◆ YOUR OBJECTIVE ◆
Produce a word-for-word copy of the listing below without its pictures.

◆ Part of a data file ◆
_ _ _ _ _

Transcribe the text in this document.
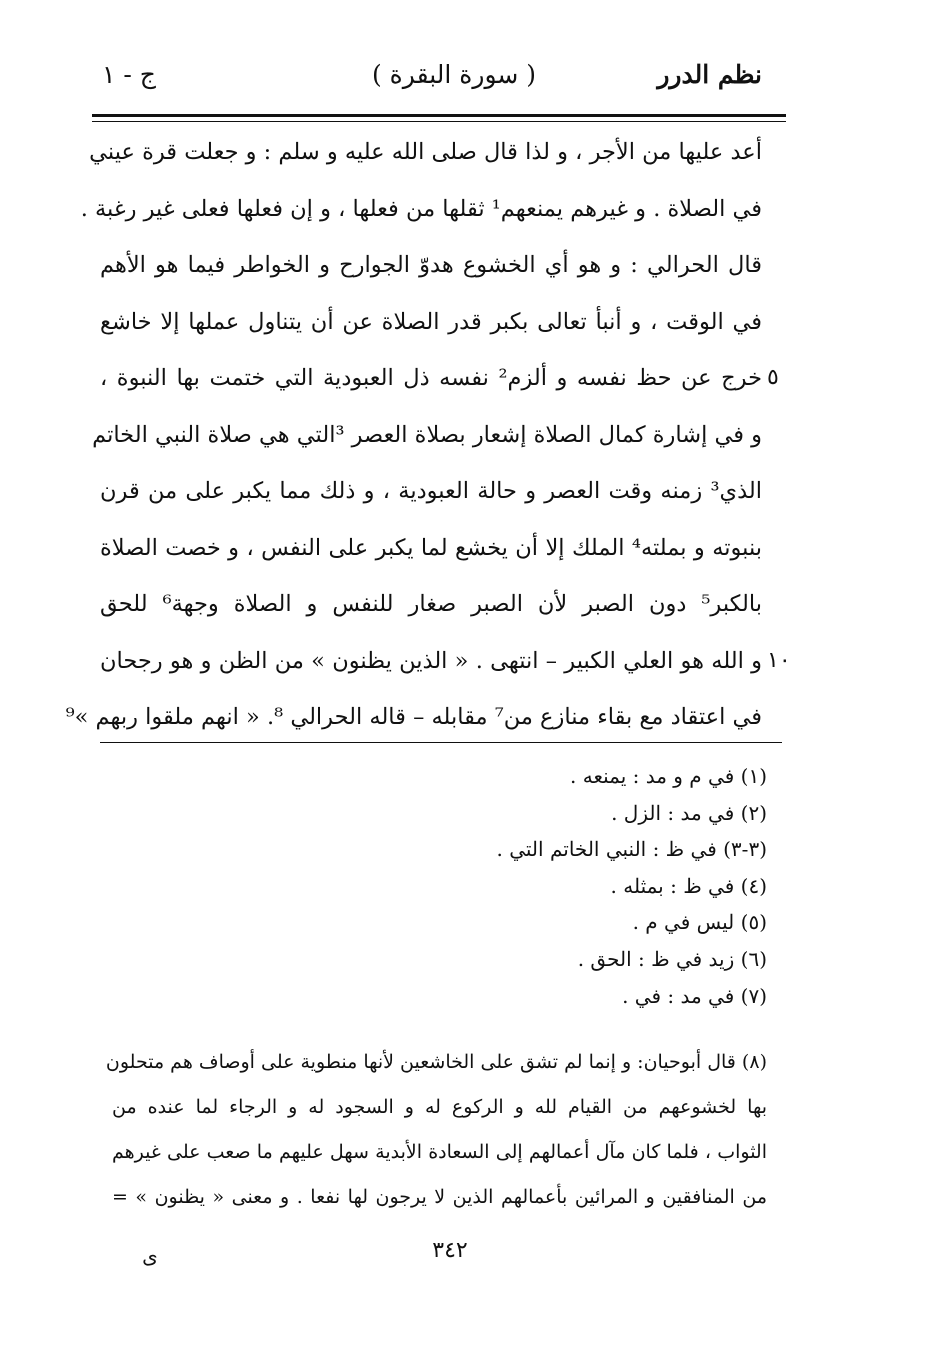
نظم الدرر
( سورة البقرة )
ج - ١
أعد عليها من الأجر ، و لذا قال صلى الله عليه و سلم : و جعلت قرة عيني
في الصلاة . و غيرهم يمنعهم¹ ثقلها من فعلها ، و إن فعلها فعلى غير رغبة .
قال الحرالي : و هو أي الخشوع هدوّ الجوارح و الخواطر فيما هو الأهم
في الوقت ، و أنبأ تعالى بكبر قدر الصلاة عن أن يتناول عملها إلا خاشع
٥
خرج عن حظ نفسه و ألزم² نفسه ذل العبودية التي ختمت بها النبوة ،
و في إشارة كمال الصلاة إشعار بصلاة العصر ³التي هي صلاة النبي الخاتم
الذي³ زمنه وقت العصر و حالة العبودية ، و ذلك مما يكبر على من قرن
بنبوته و بملته⁴ الملك إلا أن يخشع لما يكبر على النفس ، و خصت الصلاة
بالكبر⁵ دون الصبر لأن الصبر صغار للنفس و الصلاة وجهة⁶ للحق
١٠
و الله هو العلي الكبير – انتهى . « الذين يظنون » من الظن و هو رجحان
في اعتقاد مع بقاء منازع من⁷ مقابله – قاله الحرالي ⁸. « انهم ملقوا ربهم »⁹
(١) في م و مد : يمنعه .
(٢) في مد : الزل .
(٣-٣) في ظ : النبي الخاتم التي .
(٤) في ظ : بمثله .
(٥) ليس في م .
(٦) زيد في ظ : الحق .
(٧) في مد : في .
(٨) قال أبوحيان: و إنما لم تشق على الخاشعين لأنها منطوية على أوصاف هم متحلون
بها لخشوعهم من القيام لله و الركوع له و السجود له و الرجاء لما عنده من
الثواب ، فلما كان مآل أعمالهم إلى السعادة الأبدية سهل عليهم ما صعب على غيرهم
من المنافقين و المرائين بأعمالهم الذين لا يرجون لها نفعا . و معنى « يظنون » =
٣٤٢
ى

_ _ _ _ _

◆ EXERCISE RESULT ◆
Transcribe the text in this document.
نظم الدرر
( سورة البقرة )
ج - ١
أعد عليها من الأجر ، و لذا قال صلى الله عليه و سلم : و جعلت قرة عيني
في الصلاة . و غيرهم يمنعهم¹ ثقلها من فعلها ، و إن فعلها فعلى غير رغبة .
قال الحرالي : و هو أي الخشوع هدوّ الجوارح و الخواطر فيما هو الأهم
في الوقت ، و أنبأ تعالى بكبر قدر الصلاة عن أن يتناول عملها إلا خاشع
٥
خرج عن حظ نفسه و ألزم² نفسه ذل العبودية التي ختمت بها النبوة ،
و في إشارة كمال الصلاة إشعار بصلاة العصر ³التي هي صلاة النبي الخاتم
الذي³ زمنه وقت العصر و حالة العبودية ، و ذلك مما يكبر على من قرن
بنبوته و بملته⁴ الملك إلا أن يخشع لما يكبر على النفس ، و خصت الصلاة
بالكبر⁵ دون الصبر لأن الصبر صغار للنفس و الصلاة وجهة⁶ للحق
١٠
و الله هو العلي الكبير – انتهى . « الذين يظنون » من الظن و هو رجحان
في اعتقاد مع بقاء منازع من⁷ مقابله – قاله الحرالي ⁸. « انهم ملقوا ربهم »⁹
(١) في م و مد : يمنعه .
(٢) في مد : الزل .
(٣-٣) في ظ : النبي الخاتم التي .
(٤) في ظ : بمثله .
(٥) ليس في م .
(٦) زيد في ظ : الحق .
(٧) في مد : في .
(٨) قال أبوحيان: و إنما لم تشق على الخاشعين لأنها منطوية على أوصاف هم متحلون
بها لخشوعهم من القيام لله و الركوع له و السجود له و الرجاء لما عنده من
الثواب ، فلما كان مآل أعمالهم إلى السعادة الأبدية سهل عليهم ما صعب على غيرهم
من المنافقين و المرائين بأعمالهم الذين لا يرجون لها نفعا . و معنى « يظنون » =
٣٤٢
ى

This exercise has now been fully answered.